[WHAT IS BEING ASKED]
Without the pictures, repeat the listing character for character.

[Dataset rows]
——————————

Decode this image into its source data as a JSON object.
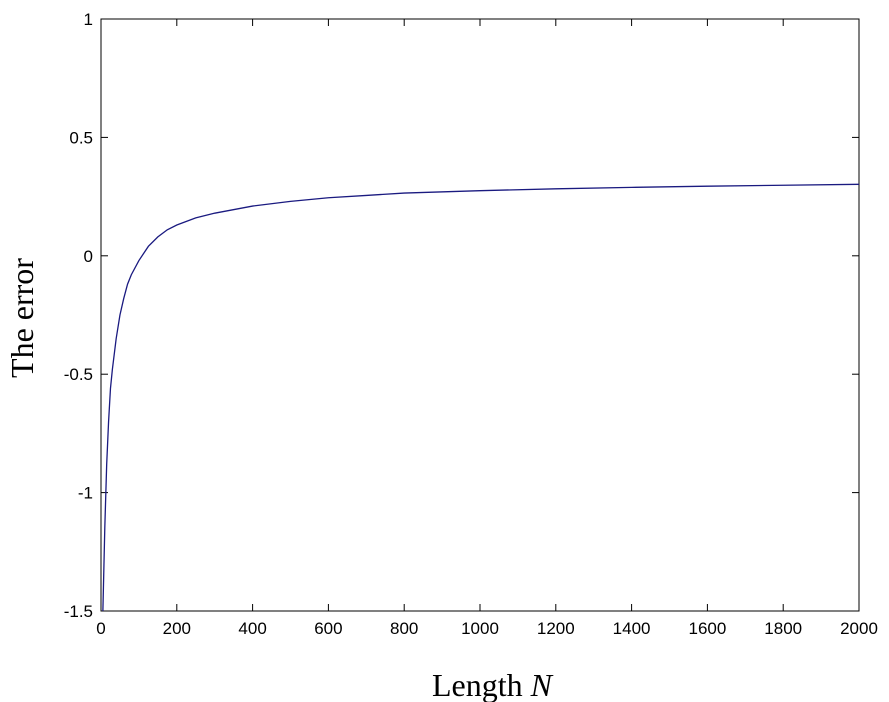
{
  "chart_data": {
    "type": "line",
    "title": "",
    "xlabel": "Length",
    "xlabel_var": "N",
    "ylabel": "The error",
    "xlim": [
      0,
      2000
    ],
    "ylim": [
      -1.5,
      1
    ],
    "x_ticks": [
      0,
      200,
      400,
      600,
      800,
      1000,
      1200,
      1400,
      1600,
      1800,
      2000
    ],
    "x_tick_labels": [
      "0",
      "200",
      "400",
      "600",
      "800",
      "1000",
      "1200",
      "1400",
      "1600",
      "1800",
      "2000"
    ],
    "y_ticks": [
      -1.5,
      -1,
      -0.5,
      0,
      0.5,
      1
    ],
    "y_tick_labels": [
      "-1.5",
      "-1",
      "-0.5",
      "0",
      "0.5",
      "1"
    ],
    "grid": false,
    "series": [
      {
        "color": "#1a1a80",
        "x": [
          5,
          10,
          15,
          20,
          25,
          30,
          40,
          50,
          60,
          70,
          80,
          100,
          125,
          150,
          175,
          200,
          250,
          300,
          400,
          500,
          600,
          700,
          800,
          1000,
          1200,
          1400,
          1600,
          1800,
          2000
        ],
        "y": [
          -1.5,
          -1.15,
          -0.88,
          -0.7,
          -0.56,
          -0.48,
          -0.35,
          -0.25,
          -0.18,
          -0.12,
          -0.08,
          -0.02,
          0.04,
          0.08,
          0.11,
          0.13,
          0.16,
          0.18,
          0.21,
          0.23,
          0.245,
          0.255,
          0.265,
          0.275,
          0.283,
          0.289,
          0.294,
          0.298,
          0.302
        ]
      }
    ]
  }
}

——————————

[OUTPUT OF THE TASK]
Decode this image into its source data as a JSON object.
{
  "chart_data": {
    "type": "line",
    "title": "",
    "xlabel": "Length",
    "xlabel_var": "N",
    "ylabel": "The error",
    "xlim": [
      0,
      2000
    ],
    "ylim": [
      -1.5,
      1
    ],
    "x_ticks": [
      0,
      200,
      400,
      600,
      800,
      1000,
      1200,
      1400,
      1600,
      1800,
      2000
    ],
    "x_tick_labels": [
      "0",
      "200",
      "400",
      "600",
      "800",
      "1000",
      "1200",
      "1400",
      "1600",
      "1800",
      "2000"
    ],
    "y_ticks": [
      -1.5,
      -1,
      -0.5,
      0,
      0.5,
      1
    ],
    "y_tick_labels": [
      "-1.5",
      "-1",
      "-0.5",
      "0",
      "0.5",
      "1"
    ],
    "grid": false,
    "series": [
      {
        "color": "#1a1a80",
        "x": [
          5,
          10,
          15,
          20,
          25,
          30,
          40,
          50,
          60,
          70,
          80,
          100,
          125,
          150,
          175,
          200,
          250,
          300,
          400,
          500,
          600,
          700,
          800,
          1000,
          1200,
          1400,
          1600,
          1800,
          2000
        ],
        "y": [
          -1.5,
          -1.15,
          -0.88,
          -0.7,
          -0.56,
          -0.48,
          -0.35,
          -0.25,
          -0.18,
          -0.12,
          -0.08,
          -0.02,
          0.04,
          0.08,
          0.11,
          0.13,
          0.16,
          0.18,
          0.21,
          0.23,
          0.245,
          0.255,
          0.265,
          0.275,
          0.283,
          0.289,
          0.294,
          0.298,
          0.302
        ]
      }
    ]
  }
}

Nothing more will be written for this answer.